- _Given exercise_
Go through the listing and return every line with "accidents" in it.

- _Recorded data_
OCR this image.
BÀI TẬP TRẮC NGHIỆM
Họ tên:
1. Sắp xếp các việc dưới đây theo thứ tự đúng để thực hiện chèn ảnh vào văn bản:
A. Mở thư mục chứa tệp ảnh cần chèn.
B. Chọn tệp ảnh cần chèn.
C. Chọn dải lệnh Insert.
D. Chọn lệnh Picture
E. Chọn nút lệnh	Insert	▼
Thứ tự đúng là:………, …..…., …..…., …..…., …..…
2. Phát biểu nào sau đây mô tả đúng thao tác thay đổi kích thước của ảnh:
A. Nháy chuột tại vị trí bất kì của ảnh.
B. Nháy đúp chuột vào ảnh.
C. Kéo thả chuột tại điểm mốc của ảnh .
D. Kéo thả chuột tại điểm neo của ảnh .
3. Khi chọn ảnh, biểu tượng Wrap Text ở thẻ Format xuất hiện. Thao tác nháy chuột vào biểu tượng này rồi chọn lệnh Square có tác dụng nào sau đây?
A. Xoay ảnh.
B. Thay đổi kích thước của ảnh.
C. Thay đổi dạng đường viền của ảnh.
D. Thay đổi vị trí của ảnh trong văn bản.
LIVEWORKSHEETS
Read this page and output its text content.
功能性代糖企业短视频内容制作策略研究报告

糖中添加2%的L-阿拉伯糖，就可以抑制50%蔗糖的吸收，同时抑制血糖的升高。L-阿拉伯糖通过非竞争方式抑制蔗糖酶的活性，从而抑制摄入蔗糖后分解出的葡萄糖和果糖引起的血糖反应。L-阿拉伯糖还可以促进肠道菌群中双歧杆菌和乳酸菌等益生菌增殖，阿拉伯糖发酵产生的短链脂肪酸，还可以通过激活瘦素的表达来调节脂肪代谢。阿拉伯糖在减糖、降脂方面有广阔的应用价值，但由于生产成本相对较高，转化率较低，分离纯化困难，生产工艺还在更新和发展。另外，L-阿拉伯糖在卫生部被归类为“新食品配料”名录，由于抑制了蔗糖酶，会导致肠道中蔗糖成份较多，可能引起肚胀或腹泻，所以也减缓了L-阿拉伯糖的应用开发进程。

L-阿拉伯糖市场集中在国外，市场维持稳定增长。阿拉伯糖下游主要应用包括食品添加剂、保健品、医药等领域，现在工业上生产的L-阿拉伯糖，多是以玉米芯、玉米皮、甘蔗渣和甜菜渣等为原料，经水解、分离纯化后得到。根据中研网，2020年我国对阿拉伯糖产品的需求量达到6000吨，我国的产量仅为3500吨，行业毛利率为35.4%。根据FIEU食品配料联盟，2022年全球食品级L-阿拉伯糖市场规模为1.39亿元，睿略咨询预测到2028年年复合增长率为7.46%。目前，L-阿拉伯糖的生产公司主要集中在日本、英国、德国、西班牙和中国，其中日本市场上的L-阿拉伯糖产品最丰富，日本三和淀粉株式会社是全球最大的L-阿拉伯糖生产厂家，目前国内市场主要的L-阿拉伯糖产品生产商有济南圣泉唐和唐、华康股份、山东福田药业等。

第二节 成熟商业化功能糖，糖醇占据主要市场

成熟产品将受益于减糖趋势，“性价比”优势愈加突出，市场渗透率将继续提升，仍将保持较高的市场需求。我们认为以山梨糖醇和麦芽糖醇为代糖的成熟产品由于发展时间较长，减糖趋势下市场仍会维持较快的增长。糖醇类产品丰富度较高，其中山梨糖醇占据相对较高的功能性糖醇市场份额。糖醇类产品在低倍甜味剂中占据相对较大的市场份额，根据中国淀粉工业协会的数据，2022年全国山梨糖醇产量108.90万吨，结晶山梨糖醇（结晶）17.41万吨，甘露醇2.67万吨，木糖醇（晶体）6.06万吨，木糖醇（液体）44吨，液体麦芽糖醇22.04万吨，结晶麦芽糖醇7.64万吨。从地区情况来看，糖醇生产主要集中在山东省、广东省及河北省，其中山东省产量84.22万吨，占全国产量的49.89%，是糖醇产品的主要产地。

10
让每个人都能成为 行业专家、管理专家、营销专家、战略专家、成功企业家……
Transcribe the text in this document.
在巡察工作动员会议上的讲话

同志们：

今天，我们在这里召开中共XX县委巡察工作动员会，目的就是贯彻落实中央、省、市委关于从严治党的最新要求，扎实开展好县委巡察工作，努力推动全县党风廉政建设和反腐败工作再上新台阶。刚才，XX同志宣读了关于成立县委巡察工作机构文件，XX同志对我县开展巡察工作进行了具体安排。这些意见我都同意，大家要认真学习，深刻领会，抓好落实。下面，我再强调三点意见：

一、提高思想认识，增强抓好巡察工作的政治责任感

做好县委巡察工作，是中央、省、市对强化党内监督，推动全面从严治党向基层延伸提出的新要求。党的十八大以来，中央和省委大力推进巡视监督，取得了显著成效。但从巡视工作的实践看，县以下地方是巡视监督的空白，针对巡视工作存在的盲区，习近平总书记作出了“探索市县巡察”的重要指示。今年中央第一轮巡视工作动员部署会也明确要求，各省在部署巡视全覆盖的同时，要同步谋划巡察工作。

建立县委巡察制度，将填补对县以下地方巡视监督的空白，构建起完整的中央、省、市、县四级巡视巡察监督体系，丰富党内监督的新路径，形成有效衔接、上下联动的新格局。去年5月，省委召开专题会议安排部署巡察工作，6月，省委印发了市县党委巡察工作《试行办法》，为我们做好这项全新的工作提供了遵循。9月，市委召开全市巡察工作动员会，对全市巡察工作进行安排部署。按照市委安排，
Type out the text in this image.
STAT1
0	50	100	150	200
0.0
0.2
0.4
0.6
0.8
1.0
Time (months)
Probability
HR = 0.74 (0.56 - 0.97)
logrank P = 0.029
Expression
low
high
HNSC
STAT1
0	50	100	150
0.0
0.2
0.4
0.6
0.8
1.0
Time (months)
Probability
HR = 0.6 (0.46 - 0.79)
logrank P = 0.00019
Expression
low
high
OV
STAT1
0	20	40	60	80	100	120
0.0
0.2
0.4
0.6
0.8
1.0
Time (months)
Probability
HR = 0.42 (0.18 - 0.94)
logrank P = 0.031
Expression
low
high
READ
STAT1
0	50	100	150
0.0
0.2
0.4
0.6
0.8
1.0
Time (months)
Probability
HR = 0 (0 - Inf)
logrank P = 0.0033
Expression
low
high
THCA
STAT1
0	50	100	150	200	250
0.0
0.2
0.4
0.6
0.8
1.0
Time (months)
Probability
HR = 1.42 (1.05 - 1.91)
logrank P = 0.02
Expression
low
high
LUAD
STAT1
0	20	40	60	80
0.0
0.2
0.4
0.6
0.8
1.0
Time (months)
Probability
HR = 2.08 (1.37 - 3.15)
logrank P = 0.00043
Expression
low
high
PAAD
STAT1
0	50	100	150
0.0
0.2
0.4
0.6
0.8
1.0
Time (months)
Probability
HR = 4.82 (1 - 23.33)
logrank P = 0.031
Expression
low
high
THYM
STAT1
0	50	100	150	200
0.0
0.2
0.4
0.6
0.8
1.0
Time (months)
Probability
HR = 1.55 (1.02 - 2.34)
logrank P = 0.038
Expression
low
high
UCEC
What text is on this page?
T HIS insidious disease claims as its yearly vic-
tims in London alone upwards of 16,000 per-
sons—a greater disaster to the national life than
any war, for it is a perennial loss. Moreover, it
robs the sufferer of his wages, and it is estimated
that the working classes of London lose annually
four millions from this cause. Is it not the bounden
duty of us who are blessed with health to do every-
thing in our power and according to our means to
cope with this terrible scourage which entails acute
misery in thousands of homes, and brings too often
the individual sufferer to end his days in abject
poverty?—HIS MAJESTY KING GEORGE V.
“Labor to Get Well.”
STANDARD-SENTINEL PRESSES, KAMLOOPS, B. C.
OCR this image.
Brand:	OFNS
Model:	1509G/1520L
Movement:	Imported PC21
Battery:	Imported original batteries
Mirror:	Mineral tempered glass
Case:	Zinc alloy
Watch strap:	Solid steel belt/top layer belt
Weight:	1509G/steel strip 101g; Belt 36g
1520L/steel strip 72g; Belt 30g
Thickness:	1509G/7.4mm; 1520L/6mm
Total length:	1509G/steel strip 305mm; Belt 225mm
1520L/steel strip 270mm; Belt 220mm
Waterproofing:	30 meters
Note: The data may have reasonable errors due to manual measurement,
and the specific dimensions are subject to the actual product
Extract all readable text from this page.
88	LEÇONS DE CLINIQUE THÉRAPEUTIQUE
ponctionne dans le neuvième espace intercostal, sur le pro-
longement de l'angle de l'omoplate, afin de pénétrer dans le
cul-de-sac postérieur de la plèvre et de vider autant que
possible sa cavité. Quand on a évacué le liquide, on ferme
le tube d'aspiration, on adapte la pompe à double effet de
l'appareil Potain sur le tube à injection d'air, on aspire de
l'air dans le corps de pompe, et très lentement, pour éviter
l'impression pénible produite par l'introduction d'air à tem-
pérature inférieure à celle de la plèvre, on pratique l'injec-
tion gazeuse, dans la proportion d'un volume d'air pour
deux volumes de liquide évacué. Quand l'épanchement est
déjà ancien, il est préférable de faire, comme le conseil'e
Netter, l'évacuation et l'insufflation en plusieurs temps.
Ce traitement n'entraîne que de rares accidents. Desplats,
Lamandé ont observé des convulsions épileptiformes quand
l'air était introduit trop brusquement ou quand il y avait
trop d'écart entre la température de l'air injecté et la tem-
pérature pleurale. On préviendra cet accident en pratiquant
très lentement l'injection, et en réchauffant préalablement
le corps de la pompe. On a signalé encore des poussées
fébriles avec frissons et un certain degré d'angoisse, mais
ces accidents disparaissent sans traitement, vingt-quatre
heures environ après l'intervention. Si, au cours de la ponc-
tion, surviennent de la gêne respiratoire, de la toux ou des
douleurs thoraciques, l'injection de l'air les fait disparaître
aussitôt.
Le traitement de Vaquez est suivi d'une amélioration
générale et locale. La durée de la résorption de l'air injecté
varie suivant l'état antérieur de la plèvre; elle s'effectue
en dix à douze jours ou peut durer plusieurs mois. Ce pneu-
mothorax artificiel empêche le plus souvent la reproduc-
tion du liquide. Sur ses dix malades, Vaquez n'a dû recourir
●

- _The solution_
Ce traitement n'entraîne que de rares accidents. Desplats,
ces accidents disparaissent sans traitement, vingt-quatre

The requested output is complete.